▶ [GIVEN REQUEST]:
Return each line of the data below verbatim; pictures are to be left out.

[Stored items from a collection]

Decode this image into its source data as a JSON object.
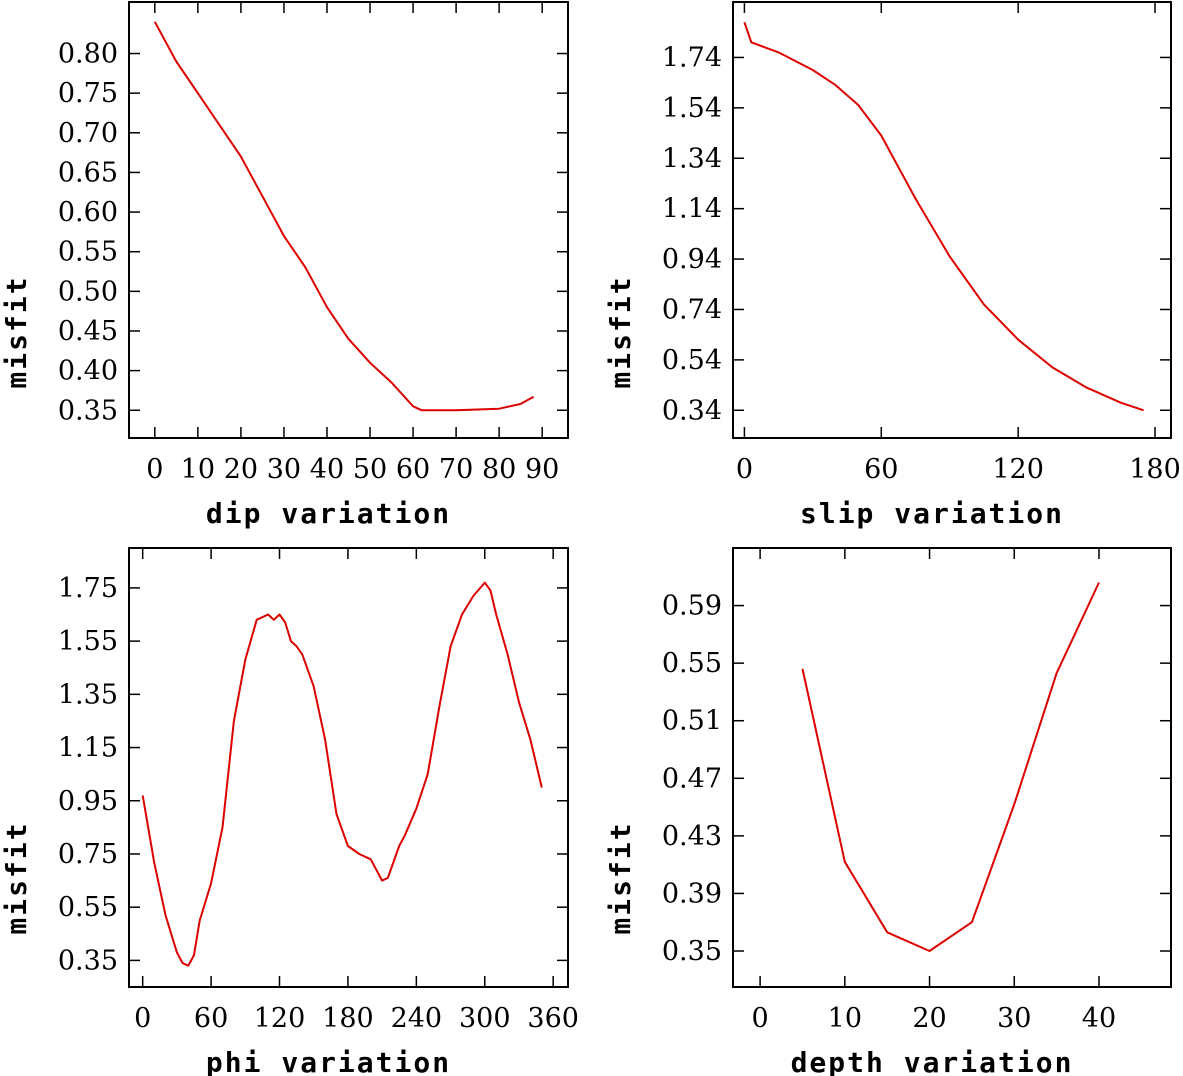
{
  "chart_data": [
    {
      "type": "line",
      "xlabel": "dip    variation",
      "ylabel": "misfit",
      "xlim": [
        -6,
        96
      ],
      "ylim": [
        0.315,
        0.865
      ],
      "xticks": [
        0,
        10,
        20,
        30,
        40,
        50,
        60,
        70,
        80,
        90
      ],
      "yticks": [
        0.35,
        0.4,
        0.45,
        0.5,
        0.55,
        0.6,
        0.65,
        0.7,
        0.75,
        0.8
      ],
      "ytick_labels": [
        "0.35",
        "0.40",
        "0.45",
        "0.50",
        "0.55",
        "0.60",
        "0.65",
        "0.70",
        "0.75",
        "0.80"
      ],
      "color": "#dd0000",
      "series": [
        {
          "name": "dip",
          "x": [
            0,
            5,
            10,
            15,
            20,
            25,
            30,
            35,
            40,
            45,
            50,
            55,
            60,
            62,
            65,
            70,
            75,
            80,
            85,
            88
          ],
          "y": [
            0.84,
            0.79,
            0.75,
            0.71,
            0.67,
            0.62,
            0.57,
            0.53,
            0.48,
            0.44,
            0.41,
            0.385,
            0.355,
            0.35,
            0.35,
            0.35,
            0.351,
            0.352,
            0.358,
            0.367
          ]
        }
      ]
    },
    {
      "type": "line",
      "xlabel": "slip   variation",
      "ylabel": "misfit",
      "xlim": [
        -5,
        187
      ],
      "ylim": [
        0.23,
        1.96
      ],
      "xticks": [
        0,
        60,
        120,
        180
      ],
      "yticks": [
        0.34,
        0.54,
        0.74,
        0.94,
        1.14,
        1.34,
        1.54,
        1.74
      ],
      "ytick_labels": [
        "0.34",
        "0.54",
        "0.74",
        "0.94",
        "1.14",
        "1.34",
        "1.54",
        "1.74"
      ],
      "color": "#dd0000",
      "series": [
        {
          "name": "slip",
          "x": [
            0,
            3,
            15,
            30,
            40,
            50,
            60,
            75,
            90,
            105,
            120,
            135,
            150,
            165,
            175
          ],
          "y": [
            1.88,
            1.8,
            1.76,
            1.69,
            1.63,
            1.55,
            1.43,
            1.18,
            0.95,
            0.76,
            0.62,
            0.51,
            0.43,
            0.37,
            0.34
          ]
        }
      ]
    },
    {
      "type": "line",
      "xlabel": "phi    variation",
      "ylabel": "misfit",
      "xlim": [
        -12,
        373
      ],
      "ylim": [
        0.25,
        1.9
      ],
      "xticks": [
        0,
        60,
        120,
        180,
        240,
        300,
        360
      ],
      "yticks": [
        0.35,
        0.55,
        0.75,
        0.95,
        1.15,
        1.35,
        1.55,
        1.75
      ],
      "ytick_labels": [
        "0.35",
        "0.55",
        "0.75",
        "0.95",
        "1.15",
        "1.35",
        "1.55",
        "1.75"
      ],
      "color": "#dd0000",
      "series": [
        {
          "name": "phi",
          "x": [
            0,
            10,
            20,
            30,
            35,
            40,
            45,
            50,
            60,
            70,
            80,
            90,
            100,
            110,
            115,
            120,
            125,
            130,
            135,
            140,
            150,
            160,
            170,
            180,
            190,
            200,
            210,
            215,
            220,
            225,
            230,
            240,
            250,
            260,
            270,
            280,
            290,
            300,
            305,
            310,
            320,
            330,
            340,
            350
          ],
          "y": [
            0.97,
            0.72,
            0.52,
            0.38,
            0.34,
            0.33,
            0.37,
            0.5,
            0.64,
            0.85,
            1.25,
            1.48,
            1.63,
            1.65,
            1.63,
            1.65,
            1.62,
            1.55,
            1.53,
            1.5,
            1.38,
            1.18,
            0.9,
            0.78,
            0.75,
            0.73,
            0.65,
            0.66,
            0.72,
            0.78,
            0.82,
            0.92,
            1.05,
            1.3,
            1.53,
            1.65,
            1.72,
            1.77,
            1.74,
            1.65,
            1.5,
            1.32,
            1.18,
            1.0
          ]
        }
      ]
    },
    {
      "type": "line",
      "xlabel": "depth  variation",
      "ylabel": "misfit",
      "xlim": [
        -3.2,
        48.5
      ],
      "ylim": [
        0.325,
        0.63
      ],
      "xticks": [
        0,
        10,
        20,
        30,
        40
      ],
      "yticks": [
        0.35,
        0.39,
        0.43,
        0.47,
        0.51,
        0.55,
        0.59
      ],
      "ytick_labels": [
        "0.35",
        "0.39",
        "0.43",
        "0.47",
        "0.51",
        "0.55",
        "0.59"
      ],
      "color": "#dd0000",
      "series": [
        {
          "name": "depth",
          "x": [
            5,
            10,
            15,
            20,
            25,
            30,
            35,
            40
          ],
          "y": [
            0.546,
            0.412,
            0.363,
            0.35,
            0.37,
            0.452,
            0.543,
            0.606
          ]
        }
      ]
    }
  ]
}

▶ [OUTPUT]:
Decode this image into its source data as a JSON object.
{
  "chart_data": [
    {
      "type": "line",
      "xlabel": "dip    variation",
      "ylabel": "misfit",
      "xlim": [
        -6,
        96
      ],
      "ylim": [
        0.315,
        0.865
      ],
      "xticks": [
        0,
        10,
        20,
        30,
        40,
        50,
        60,
        70,
        80,
        90
      ],
      "yticks": [
        0.35,
        0.4,
        0.45,
        0.5,
        0.55,
        0.6,
        0.65,
        0.7,
        0.75,
        0.8
      ],
      "ytick_labels": [
        "0.35",
        "0.40",
        "0.45",
        "0.50",
        "0.55",
        "0.60",
        "0.65",
        "0.70",
        "0.75",
        "0.80"
      ],
      "color": "#dd0000",
      "series": [
        {
          "name": "dip",
          "x": [
            0,
            5,
            10,
            15,
            20,
            25,
            30,
            35,
            40,
            45,
            50,
            55,
            60,
            62,
            65,
            70,
            75,
            80,
            85,
            88
          ],
          "y": [
            0.84,
            0.79,
            0.75,
            0.71,
            0.67,
            0.62,
            0.57,
            0.53,
            0.48,
            0.44,
            0.41,
            0.385,
            0.355,
            0.35,
            0.35,
            0.35,
            0.351,
            0.352,
            0.358,
            0.367
          ]
        }
      ]
    },
    {
      "type": "line",
      "xlabel": "slip   variation",
      "ylabel": "misfit",
      "xlim": [
        -5,
        187
      ],
      "ylim": [
        0.23,
        1.96
      ],
      "xticks": [
        0,
        60,
        120,
        180
      ],
      "yticks": [
        0.34,
        0.54,
        0.74,
        0.94,
        1.14,
        1.34,
        1.54,
        1.74
      ],
      "ytick_labels": [
        "0.34",
        "0.54",
        "0.74",
        "0.94",
        "1.14",
        "1.34",
        "1.54",
        "1.74"
      ],
      "color": "#dd0000",
      "series": [
        {
          "name": "slip",
          "x": [
            0,
            3,
            15,
            30,
            40,
            50,
            60,
            75,
            90,
            105,
            120,
            135,
            150,
            165,
            175
          ],
          "y": [
            1.88,
            1.8,
            1.76,
            1.69,
            1.63,
            1.55,
            1.43,
            1.18,
            0.95,
            0.76,
            0.62,
            0.51,
            0.43,
            0.37,
            0.34
          ]
        }
      ]
    },
    {
      "type": "line",
      "xlabel": "phi    variation",
      "ylabel": "misfit",
      "xlim": [
        -12,
        373
      ],
      "ylim": [
        0.25,
        1.9
      ],
      "xticks": [
        0,
        60,
        120,
        180,
        240,
        300,
        360
      ],
      "yticks": [
        0.35,
        0.55,
        0.75,
        0.95,
        1.15,
        1.35,
        1.55,
        1.75
      ],
      "ytick_labels": [
        "0.35",
        "0.55",
        "0.75",
        "0.95",
        "1.15",
        "1.35",
        "1.55",
        "1.75"
      ],
      "color": "#dd0000",
      "series": [
        {
          "name": "phi",
          "x": [
            0,
            10,
            20,
            30,
            35,
            40,
            45,
            50,
            60,
            70,
            80,
            90,
            100,
            110,
            115,
            120,
            125,
            130,
            135,
            140,
            150,
            160,
            170,
            180,
            190,
            200,
            210,
            215,
            220,
            225,
            230,
            240,
            250,
            260,
            270,
            280,
            290,
            300,
            305,
            310,
            320,
            330,
            340,
            350
          ],
          "y": [
            0.97,
            0.72,
            0.52,
            0.38,
            0.34,
            0.33,
            0.37,
            0.5,
            0.64,
            0.85,
            1.25,
            1.48,
            1.63,
            1.65,
            1.63,
            1.65,
            1.62,
            1.55,
            1.53,
            1.5,
            1.38,
            1.18,
            0.9,
            0.78,
            0.75,
            0.73,
            0.65,
            0.66,
            0.72,
            0.78,
            0.82,
            0.92,
            1.05,
            1.3,
            1.53,
            1.65,
            1.72,
            1.77,
            1.74,
            1.65,
            1.5,
            1.32,
            1.18,
            1.0
          ]
        }
      ]
    },
    {
      "type": "line",
      "xlabel": "depth  variation",
      "ylabel": "misfit",
      "xlim": [
        -3.2,
        48.5
      ],
      "ylim": [
        0.325,
        0.63
      ],
      "xticks": [
        0,
        10,
        20,
        30,
        40
      ],
      "yticks": [
        0.35,
        0.39,
        0.43,
        0.47,
        0.51,
        0.55,
        0.59
      ],
      "ytick_labels": [
        "0.35",
        "0.39",
        "0.43",
        "0.47",
        "0.51",
        "0.55",
        "0.59"
      ],
      "color": "#dd0000",
      "series": [
        {
          "name": "depth",
          "x": [
            5,
            10,
            15,
            20,
            25,
            30,
            35,
            40
          ],
          "y": [
            0.546,
            0.412,
            0.363,
            0.35,
            0.37,
            0.452,
            0.543,
            0.606
          ]
        }
      ]
    }
  ]
}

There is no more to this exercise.